— begin —

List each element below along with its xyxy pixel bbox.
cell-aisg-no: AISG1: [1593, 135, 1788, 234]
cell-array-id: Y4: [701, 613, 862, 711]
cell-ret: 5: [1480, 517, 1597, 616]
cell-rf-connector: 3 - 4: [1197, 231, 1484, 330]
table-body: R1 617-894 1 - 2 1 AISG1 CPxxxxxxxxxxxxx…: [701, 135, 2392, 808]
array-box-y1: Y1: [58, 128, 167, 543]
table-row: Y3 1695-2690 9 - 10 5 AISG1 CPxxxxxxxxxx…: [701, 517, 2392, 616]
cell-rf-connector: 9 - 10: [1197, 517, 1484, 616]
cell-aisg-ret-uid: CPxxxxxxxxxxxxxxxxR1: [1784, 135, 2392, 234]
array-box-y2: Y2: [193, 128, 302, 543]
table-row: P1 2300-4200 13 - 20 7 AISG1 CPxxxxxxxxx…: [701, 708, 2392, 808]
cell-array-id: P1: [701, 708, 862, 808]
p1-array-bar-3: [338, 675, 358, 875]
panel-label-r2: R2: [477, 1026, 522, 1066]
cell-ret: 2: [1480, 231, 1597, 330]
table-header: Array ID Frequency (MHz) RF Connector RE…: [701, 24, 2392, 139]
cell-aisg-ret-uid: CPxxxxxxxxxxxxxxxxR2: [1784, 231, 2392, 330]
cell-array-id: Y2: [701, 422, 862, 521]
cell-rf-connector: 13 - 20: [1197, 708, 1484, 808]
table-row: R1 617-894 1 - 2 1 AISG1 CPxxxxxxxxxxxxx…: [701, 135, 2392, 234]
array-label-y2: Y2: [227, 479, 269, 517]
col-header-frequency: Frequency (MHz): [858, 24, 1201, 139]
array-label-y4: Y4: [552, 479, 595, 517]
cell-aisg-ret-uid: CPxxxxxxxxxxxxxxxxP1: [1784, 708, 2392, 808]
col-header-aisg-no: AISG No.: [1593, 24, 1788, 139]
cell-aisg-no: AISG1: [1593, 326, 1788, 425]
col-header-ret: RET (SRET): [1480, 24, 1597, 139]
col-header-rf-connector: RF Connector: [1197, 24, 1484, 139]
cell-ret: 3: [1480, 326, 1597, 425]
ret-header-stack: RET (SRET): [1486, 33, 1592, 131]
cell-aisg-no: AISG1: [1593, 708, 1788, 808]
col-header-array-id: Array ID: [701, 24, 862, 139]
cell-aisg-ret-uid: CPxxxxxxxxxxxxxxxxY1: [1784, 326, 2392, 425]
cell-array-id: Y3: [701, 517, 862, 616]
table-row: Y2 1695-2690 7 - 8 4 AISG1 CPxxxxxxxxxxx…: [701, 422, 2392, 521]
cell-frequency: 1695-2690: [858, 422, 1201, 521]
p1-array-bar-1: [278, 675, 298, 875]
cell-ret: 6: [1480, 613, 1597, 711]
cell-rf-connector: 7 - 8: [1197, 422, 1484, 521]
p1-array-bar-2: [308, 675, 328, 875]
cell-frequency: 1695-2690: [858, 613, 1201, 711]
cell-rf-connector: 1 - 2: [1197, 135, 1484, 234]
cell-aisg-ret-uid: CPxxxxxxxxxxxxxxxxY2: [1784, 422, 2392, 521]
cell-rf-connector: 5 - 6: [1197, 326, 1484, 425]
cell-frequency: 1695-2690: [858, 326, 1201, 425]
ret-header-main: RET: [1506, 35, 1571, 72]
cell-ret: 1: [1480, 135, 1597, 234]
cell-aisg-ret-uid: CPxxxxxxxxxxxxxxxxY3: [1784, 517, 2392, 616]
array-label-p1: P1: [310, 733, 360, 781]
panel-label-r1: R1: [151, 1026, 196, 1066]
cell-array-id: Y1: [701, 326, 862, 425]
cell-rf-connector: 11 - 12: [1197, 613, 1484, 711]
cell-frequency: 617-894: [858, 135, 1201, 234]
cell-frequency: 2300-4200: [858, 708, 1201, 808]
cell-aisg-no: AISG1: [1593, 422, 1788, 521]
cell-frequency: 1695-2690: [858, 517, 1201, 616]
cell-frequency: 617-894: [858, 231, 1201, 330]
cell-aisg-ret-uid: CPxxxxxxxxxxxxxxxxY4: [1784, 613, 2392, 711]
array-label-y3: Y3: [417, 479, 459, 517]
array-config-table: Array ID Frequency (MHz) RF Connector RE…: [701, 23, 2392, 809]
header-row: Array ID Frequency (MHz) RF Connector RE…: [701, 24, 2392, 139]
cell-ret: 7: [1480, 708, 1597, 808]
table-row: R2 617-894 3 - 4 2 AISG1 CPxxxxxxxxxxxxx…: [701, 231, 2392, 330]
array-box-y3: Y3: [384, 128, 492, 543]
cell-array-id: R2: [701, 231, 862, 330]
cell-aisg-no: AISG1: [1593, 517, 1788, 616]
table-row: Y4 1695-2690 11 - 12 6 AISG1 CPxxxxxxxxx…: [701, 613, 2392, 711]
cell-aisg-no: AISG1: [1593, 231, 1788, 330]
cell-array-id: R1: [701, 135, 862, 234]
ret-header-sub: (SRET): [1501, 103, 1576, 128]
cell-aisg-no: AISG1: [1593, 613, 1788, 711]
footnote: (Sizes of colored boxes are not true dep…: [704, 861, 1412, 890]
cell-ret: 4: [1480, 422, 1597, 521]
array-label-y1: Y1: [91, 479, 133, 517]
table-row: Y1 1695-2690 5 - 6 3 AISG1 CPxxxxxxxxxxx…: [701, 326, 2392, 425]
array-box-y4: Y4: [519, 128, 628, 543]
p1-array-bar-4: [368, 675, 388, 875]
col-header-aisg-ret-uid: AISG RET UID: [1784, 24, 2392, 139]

— end —

### Given exercise
Reproduce every line of the item above verbatim, changing nothing.

### Reply
List each element below along with its xyxy pixel bbox.
cell-aisg-no: AISG1: [1593, 135, 1788, 234]
cell-array-id: Y4: [701, 613, 862, 711]
cell-ret: 5: [1480, 517, 1597, 616]
cell-rf-connector: 3 - 4: [1197, 231, 1484, 330]
table-body: R1 617-894 1 - 2 1 AISG1 CPxxxxxxxxxxxxx…: [701, 135, 2392, 808]
array-box-y1: Y1: [58, 128, 167, 543]
table-row: Y3 1695-2690 9 - 10 5 AISG1 CPxxxxxxxxxx…: [701, 517, 2392, 616]
cell-rf-connector: 9 - 10: [1197, 517, 1484, 616]
cell-aisg-ret-uid: CPxxxxxxxxxxxxxxxxR1: [1784, 135, 2392, 234]
array-box-y2: Y2: [193, 128, 302, 543]
table-row: P1 2300-4200 13 - 20 7 AISG1 CPxxxxxxxxx…: [701, 708, 2392, 808]
cell-array-id: P1: [701, 708, 862, 808]
p1-array-bar-3: [338, 675, 358, 875]
panel-label-r2: R2: [477, 1026, 522, 1066]
cell-ret: 2: [1480, 231, 1597, 330]
table-header: Array ID Frequency (MHz) RF Connector RE…: [701, 24, 2392, 139]
cell-aisg-ret-uid: CPxxxxxxxxxxxxxxxxR2: [1784, 231, 2392, 330]
cell-array-id: Y2: [701, 422, 862, 521]
cell-rf-connector: 13 - 20: [1197, 708, 1484, 808]
table-row: R1 617-894 1 - 2 1 AISG1 CPxxxxxxxxxxxxx…: [701, 135, 2392, 234]
array-label-y2: Y2: [227, 479, 269, 517]
col-header-frequency: Frequency (MHz): [858, 24, 1201, 139]
array-label-y4: Y4: [552, 479, 595, 517]
cell-aisg-ret-uid: CPxxxxxxxxxxxxxxxxP1: [1784, 708, 2392, 808]
col-header-aisg-no: AISG No.: [1593, 24, 1788, 139]
cell-aisg-no: AISG1: [1593, 326, 1788, 425]
col-header-ret: RET (SRET): [1480, 24, 1597, 139]
col-header-rf-connector: RF Connector: [1197, 24, 1484, 139]
cell-ret: 3: [1480, 326, 1597, 425]
ret-header-stack: RET (SRET): [1486, 33, 1592, 131]
cell-aisg-no: AISG1: [1593, 708, 1788, 808]
col-header-array-id: Array ID: [701, 24, 862, 139]
cell-aisg-ret-uid: CPxxxxxxxxxxxxxxxxY1: [1784, 326, 2392, 425]
cell-array-id: Y3: [701, 517, 862, 616]
table-row: Y2 1695-2690 7 - 8 4 AISG1 CPxxxxxxxxxxx…: [701, 422, 2392, 521]
cell-frequency: 1695-2690: [858, 422, 1201, 521]
p1-array-bar-1: [278, 675, 298, 875]
cell-ret: 6: [1480, 613, 1597, 711]
cell-rf-connector: 7 - 8: [1197, 422, 1484, 521]
p1-array-bar-2: [308, 675, 328, 875]
cell-frequency: 1695-2690: [858, 613, 1201, 711]
cell-rf-connector: 1 - 2: [1197, 135, 1484, 234]
cell-aisg-ret-uid: CPxxxxxxxxxxxxxxxxY2: [1784, 422, 2392, 521]
cell-rf-connector: 5 - 6: [1197, 326, 1484, 425]
cell-frequency: 1695-2690: [858, 326, 1201, 425]
ret-header-main: RET: [1506, 35, 1571, 72]
cell-ret: 1: [1480, 135, 1597, 234]
cell-aisg-ret-uid: CPxxxxxxxxxxxxxxxxY3: [1784, 517, 2392, 616]
array-label-p1: P1: [310, 733, 360, 781]
panel-label-r1: R1: [151, 1026, 196, 1066]
cell-array-id: Y1: [701, 326, 862, 425]
cell-rf-connector: 11 - 12: [1197, 613, 1484, 711]
cell-frequency: 617-894: [858, 135, 1201, 234]
cell-frequency: 2300-4200: [858, 708, 1201, 808]
cell-aisg-no: AISG1: [1593, 422, 1788, 521]
cell-frequency: 1695-2690: [858, 517, 1201, 616]
cell-frequency: 617-894: [858, 231, 1201, 330]
cell-aisg-ret-uid: CPxxxxxxxxxxxxxxxxY4: [1784, 613, 2392, 711]
array-label-y3: Y3: [417, 479, 459, 517]
array-config-table: Array ID Frequency (MHz) RF Connector RE…: [701, 23, 2392, 809]
header-row: Array ID Frequency (MHz) RF Connector RE…: [701, 24, 2392, 139]
cell-ret: 7: [1480, 708, 1597, 808]
table-row: R2 617-894 3 - 4 2 AISG1 CPxxxxxxxxxxxxx…: [701, 231, 2392, 330]
array-box-y3: Y3: [384, 128, 492, 543]
cell-array-id: R2: [701, 231, 862, 330]
cell-aisg-no: AISG1: [1593, 517, 1788, 616]
table-row: Y4 1695-2690 11 - 12 6 AISG1 CPxxxxxxxxx…: [701, 613, 2392, 711]
cell-aisg-no: AISG1: [1593, 231, 1788, 330]
cell-array-id: R1: [701, 135, 862, 234]
ret-header-sub: (SRET): [1501, 103, 1576, 128]
cell-aisg-no: AISG1: [1593, 613, 1788, 711]
footnote: (Sizes of colored boxes are not true dep…: [704, 861, 1412, 890]
cell-ret: 4: [1480, 422, 1597, 521]
array-label-y1: Y1: [91, 479, 133, 517]
table-row: Y1 1695-2690 5 - 6 3 AISG1 CPxxxxxxxxxxx…: [701, 326, 2392, 425]
array-box-y4: Y4: [519, 128, 628, 543]
p1-array-bar-4: [368, 675, 388, 875]
col-header-aisg-ret-uid: AISG RET UID: [1784, 24, 2392, 139]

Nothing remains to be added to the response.